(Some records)
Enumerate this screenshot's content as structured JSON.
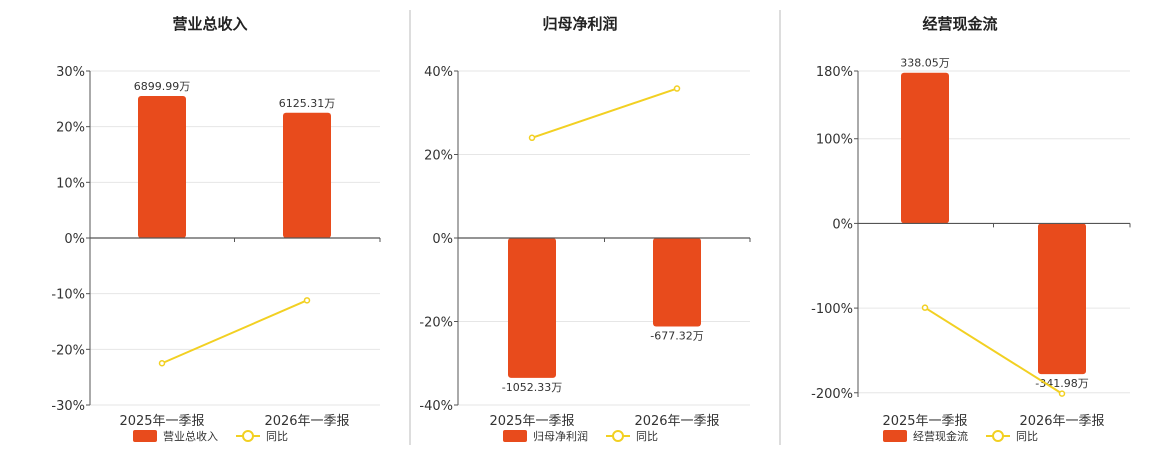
{
  "colors": {
    "bar": "#E84B1C",
    "line": "#F2D022",
    "axis": "#555555",
    "grid": "#E6E6E6",
    "divider": "#BBBBBB"
  },
  "chart_data": [
    {
      "type": "bar",
      "title": "营业总收入",
      "categories": [
        "2025年一季报",
        "2026年一季报"
      ],
      "bar_series": {
        "name": "营业总收入",
        "values": [
          25.5,
          22.5
        ],
        "labels": [
          "6899.99万",
          "6125.31万"
        ]
      },
      "line_series": {
        "name": "同比",
        "values": [
          -22.5,
          -11.2
        ]
      },
      "ylim": [
        -30,
        30
      ],
      "yticks": [
        30,
        20,
        10,
        0,
        -10,
        -20,
        -30
      ],
      "ytick_labels": [
        "30%",
        "20%",
        "10%",
        "0%",
        "-10%",
        "-20%",
        "-30%"
      ],
      "grid": true,
      "legend": "bottom"
    },
    {
      "type": "bar",
      "title": "归母净利润",
      "categories": [
        "2025年一季报",
        "2026年一季报"
      ],
      "bar_series": {
        "name": "归母净利润",
        "values": [
          -33.5,
          -21.2
        ],
        "labels": [
          "-1052.33万",
          "-677.32万"
        ]
      },
      "line_series": {
        "name": "同比",
        "values": [
          24.0,
          35.8
        ]
      },
      "ylim": [
        -40,
        40
      ],
      "yticks": [
        40,
        20,
        0,
        -20,
        -40
      ],
      "ytick_labels": [
        "40%",
        "20%",
        "0%",
        "-20%",
        "-40%"
      ],
      "grid": true,
      "legend": "bottom"
    },
    {
      "type": "bar",
      "title": "经营现金流",
      "categories": [
        "2025年一季报",
        "2026年一季报"
      ],
      "bar_series": {
        "name": "经营现金流",
        "values": [
          178,
          -178
        ],
        "labels": [
          "338.05万",
          "-341.98万"
        ]
      },
      "line_series": {
        "name": "同比",
        "values": [
          -99.5,
          -201
        ]
      },
      "ylim": [
        -205,
        180
      ],
      "yticks": [
        180,
        100,
        0,
        -100,
        -200
      ],
      "ytick_labels": [
        "180%",
        "100%",
        "0%",
        "-100%",
        "-200%"
      ],
      "grid": true,
      "legend": "bottom"
    }
  ]
}
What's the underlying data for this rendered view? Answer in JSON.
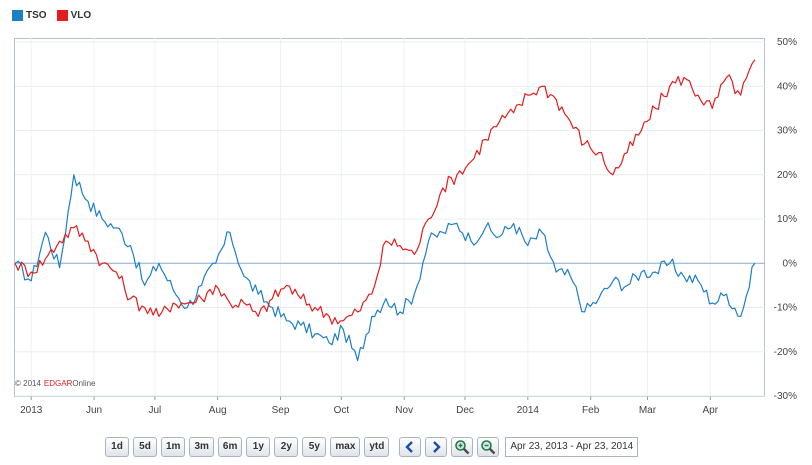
{
  "legend": [
    {
      "name": "TSO",
      "color": "#1f7fc6"
    },
    {
      "name": "VLO",
      "color": "#e21d1d"
    }
  ],
  "copyright": {
    "prefix": "© 2014",
    "brand_red": "EDGAR",
    "brand_rest": "Online"
  },
  "toolbar": {
    "range_buttons": [
      "1d",
      "5d",
      "1m",
      "3m",
      "6m",
      "1y",
      "2y",
      "5y",
      "max",
      "ytd"
    ],
    "date_range": "Apr 23, 2013 - Apr 23, 2014"
  },
  "chart_data": {
    "type": "line",
    "title": "",
    "xlabel": "",
    "ylabel": "",
    "x_tick_labels": [
      "2013",
      "Jun",
      "Jul",
      "Aug",
      "Sep",
      "Oct",
      "Nov",
      "Dec",
      "2014",
      "Feb",
      "Mar",
      "Apr"
    ],
    "y_tick_labels": [
      "50%",
      "40%",
      "30%",
      "20%",
      "10%",
      "0%",
      "-10%",
      "-20%",
      "-30%"
    ],
    "ylim": [
      -30,
      50
    ],
    "grid": true,
    "legend_position": "top-left",
    "x": [
      "2013-04-23",
      "2013-05-01",
      "2013-05-08",
      "2013-05-15",
      "2013-05-22",
      "2013-05-29",
      "2013-06-05",
      "2013-06-12",
      "2013-06-19",
      "2013-06-26",
      "2013-07-03",
      "2013-07-10",
      "2013-07-17",
      "2013-07-24",
      "2013-07-31",
      "2013-08-07",
      "2013-08-14",
      "2013-08-21",
      "2013-08-28",
      "2013-09-04",
      "2013-09-11",
      "2013-09-18",
      "2013-09-25",
      "2013-10-02",
      "2013-10-09",
      "2013-10-16",
      "2013-10-23",
      "2013-10-30",
      "2013-11-06",
      "2013-11-13",
      "2013-11-20",
      "2013-11-27",
      "2013-12-04",
      "2013-12-11",
      "2013-12-18",
      "2013-12-25",
      "2014-01-01",
      "2014-01-08",
      "2014-01-15",
      "2014-01-22",
      "2014-01-29",
      "2014-02-05",
      "2014-02-12",
      "2014-02-19",
      "2014-02-26",
      "2014-03-05",
      "2014-03-12",
      "2014-03-19",
      "2014-03-26",
      "2014-04-02",
      "2014-04-09",
      "2014-04-16",
      "2014-04-23"
    ],
    "series": [
      {
        "name": "TSO",
        "color": "#1f7fc6",
        "values": [
          0,
          -4,
          7,
          -1,
          20,
          14,
          10,
          8,
          4,
          -5,
          0,
          -6,
          -10,
          -5,
          0,
          7,
          -3,
          -7,
          -10,
          -13,
          -14,
          -16,
          -18,
          -15,
          -22,
          -12,
          -8,
          -11,
          -7,
          5,
          7,
          9,
          5,
          8,
          6,
          9,
          4,
          7,
          -2,
          -3,
          -11,
          -8,
          -4,
          -5,
          -2,
          -2,
          0,
          -3,
          -4,
          -9,
          -7,
          -12,
          0
        ]
      },
      {
        "name": "VLO",
        "color": "#e21d1d",
        "values": [
          0,
          -2,
          1,
          5,
          8,
          5,
          0,
          -2,
          -8,
          -10,
          -12,
          -9,
          -9,
          -8,
          -5,
          -9,
          -9,
          -12,
          -8,
          -5,
          -8,
          -10,
          -12,
          -13,
          -11,
          -7,
          5,
          4,
          2,
          10,
          17,
          20,
          23,
          28,
          32,
          34,
          38,
          40,
          37,
          32,
          27,
          25,
          20,
          25,
          30,
          35,
          40,
          42,
          38,
          35,
          42,
          38,
          46
        ]
      }
    ]
  }
}
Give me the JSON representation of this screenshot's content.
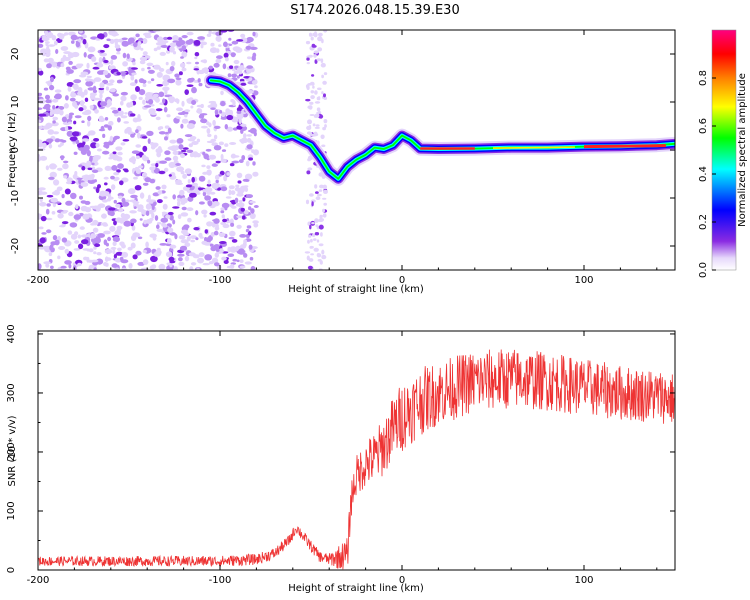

> [EXERCISE BRIEF] Using the records above, retype everything exactly except the pictures.

> [ANSWER FOR THE TASK]
Enumerate this screenshot's content as structured JSON.
{
  "colors": {
    "bar": "#E84B1C",
    "line": "#F2D022",
    "axis": "#555555",
    "grid": "#E6E6E6",
    "divider": "#BBBBBB"
  },
  "chart_data": [
    {
      "type": "bar",
      "title": "营业总收入",
      "categories": [
        "2025年一季报",
        "2026年一季报"
      ],
      "bar_series": {
        "name": "营业总收入",
        "values": [
          25.5,
          22.5
        ],
        "labels": [
          "6899.99万",
          "6125.31万"
        ]
      },
      "line_series": {
        "name": "同比",
        "values": [
          -22.5,
          -11.2
        ]
      },
      "ylim": [
        -30,
        30
      ],
      "yticks": [
        30,
        20,
        10,
        0,
        -10,
        -20,
        -30
      ],
      "ytick_labels": [
        "30%",
        "20%",
        "10%",
        "0%",
        "-10%",
        "-20%",
        "-30%"
      ],
      "grid": true,
      "legend": "bottom"
    },
    {
      "type": "bar",
      "title": "归母净利润",
      "categories": [
        "2025年一季报",
        "2026年一季报"
      ],
      "bar_series": {
        "name": "归母净利润",
        "values": [
          -33.5,
          -21.2
        ],
        "labels": [
          "-1052.33万",
          "-677.32万"
        ]
      },
      "line_series": {
        "name": "同比",
        "values": [
          24.0,
          35.8
        ]
      },
      "ylim": [
        -40,
        40
      ],
      "yticks": [
        40,
        20,
        0,
        -20,
        -40
      ],
      "ytick_labels": [
        "40%",
        "20%",
        "0%",
        "-20%",
        "-40%"
      ],
      "grid": true,
      "legend": "bottom"
    },
    {
      "type": "bar",
      "title": "经营现金流",
      "categories": [
        "2025年一季报",
        "2026年一季报"
      ],
      "bar_series": {
        "name": "经营现金流",
        "values": [
          178,
          -178
        ],
        "labels": [
          "338.05万",
          "-341.98万"
        ]
      },
      "line_series": {
        "name": "同比",
        "values": [
          -99.5,
          -201
        ]
      },
      "ylim": [
        -205,
        180
      ],
      "yticks": [
        180,
        100,
        0,
        -100,
        -200
      ],
      "ytick_labels": [
        "180%",
        "100%",
        "0%",
        "-100%",
        "-200%"
      ],
      "grid": true,
      "legend": "bottom"
    }
  ]
}
What's the underlying data for this rendered view? Answer in JSON.
{
  "legend": [
    {
      "name": "TSO",
      "color": "#1f7fc6"
    },
    {
      "name": "VLO",
      "color": "#e21d1d"
    }
  ],
  "copyright": {
    "prefix": "© 2014",
    "brand_red": "EDGAR",
    "brand_rest": "Online"
  },
  "toolbar": {
    "range_buttons": [
      "1d",
      "5d",
      "1m",
      "3m",
      "6m",
      "1y",
      "2y",
      "5y",
      "max",
      "ytd"
    ],
    "date_range": "Apr 23, 2013 - Apr 23, 2014"
  },
  "chart_data": {
    "type": "line",
    "title": "",
    "xlabel": "",
    "ylabel": "",
    "x_tick_labels": [
      "2013",
      "Jun",
      "Jul",
      "Aug",
      "Sep",
      "Oct",
      "Nov",
      "Dec",
      "2014",
      "Feb",
      "Mar",
      "Apr"
    ],
    "y_tick_labels": [
      "50%",
      "40%",
      "30%",
      "20%",
      "10%",
      "0%",
      "-10%",
      "-20%",
      "-30%"
    ],
    "ylim": [
      -30,
      50
    ],
    "grid": true,
    "legend_position": "top-left",
    "x": [
      "2013-04-23",
      "2013-05-01",
      "2013-05-08",
      "2013-05-15",
      "2013-05-22",
      "2013-05-29",
      "2013-06-05",
      "2013-06-12",
      "2013-06-19",
      "2013-06-26",
      "2013-07-03",
      "2013-07-10",
      "2013-07-17",
      "2013-07-24",
      "2013-07-31",
      "2013-08-07",
      "2013-08-14",
      "2013-08-21",
      "2013-08-28",
      "2013-09-04",
      "2013-09-11",
      "2013-09-18",
      "2013-09-25",
      "2013-10-02",
      "2013-10-09",
      "2013-10-16",
      "2013-10-23",
      "2013-10-30",
      "2013-11-06",
      "2013-11-13",
      "2013-11-20",
      "2013-11-27",
      "2013-12-04",
      "2013-12-11",
      "2013-12-18",
      "2013-12-25",
      "2014-01-01",
      "2014-01-08",
      "2014-01-15",
      "2014-01-22",
      "2014-01-29",
      "2014-02-05",
      "2014-02-12",
      "2014-02-19",
      "2014-02-26",
      "2014-03-05",
      "2014-03-12",
      "2014-03-19",
      "2014-03-26",
      "2014-04-02",
      "2014-04-09",
      "2014-04-16",
      "2014-04-23"
    ],
    "series": [
      {
        "name": "TSO",
        "color": "#1f7fc6",
        "values": [
          0,
          -4,
          7,
          -1,
          20,
          14,
          10,
          8,
          4,
          -5,
          0,
          -6,
          -10,
          -5,
          0,
          7,
          -3,
          -7,
          -10,
          -13,
          -14,
          -16,
          -18,
          -15,
          -22,
          -12,
          -8,
          -11,
          -7,
          5,
          7,
          9,
          5,
          8,
          6,
          9,
          4,
          7,
          -2,
          -3,
          -11,
          -8,
          -4,
          -5,
          -2,
          -2,
          0,
          -3,
          -4,
          -9,
          -7,
          -12,
          0
        ]
      },
      {
        "name": "VLO",
        "color": "#e21d1d",
        "values": [
          0,
          -2,
          1,
          5,
          8,
          5,
          0,
          -2,
          -8,
          -10,
          -12,
          -9,
          -9,
          -8,
          -5,
          -9,
          -9,
          -12,
          -8,
          -5,
          -8,
          -10,
          -12,
          -13,
          -11,
          -7,
          5,
          4,
          2,
          10,
          17,
          20,
          23,
          28,
          32,
          34,
          38,
          40,
          37,
          32,
          27,
          25,
          20,
          25,
          30,
          35,
          40,
          42,
          38,
          35,
          42,
          38,
          46
        ]
      }
    ]
  }
}
Give me the JSON representation of this screenshot's content.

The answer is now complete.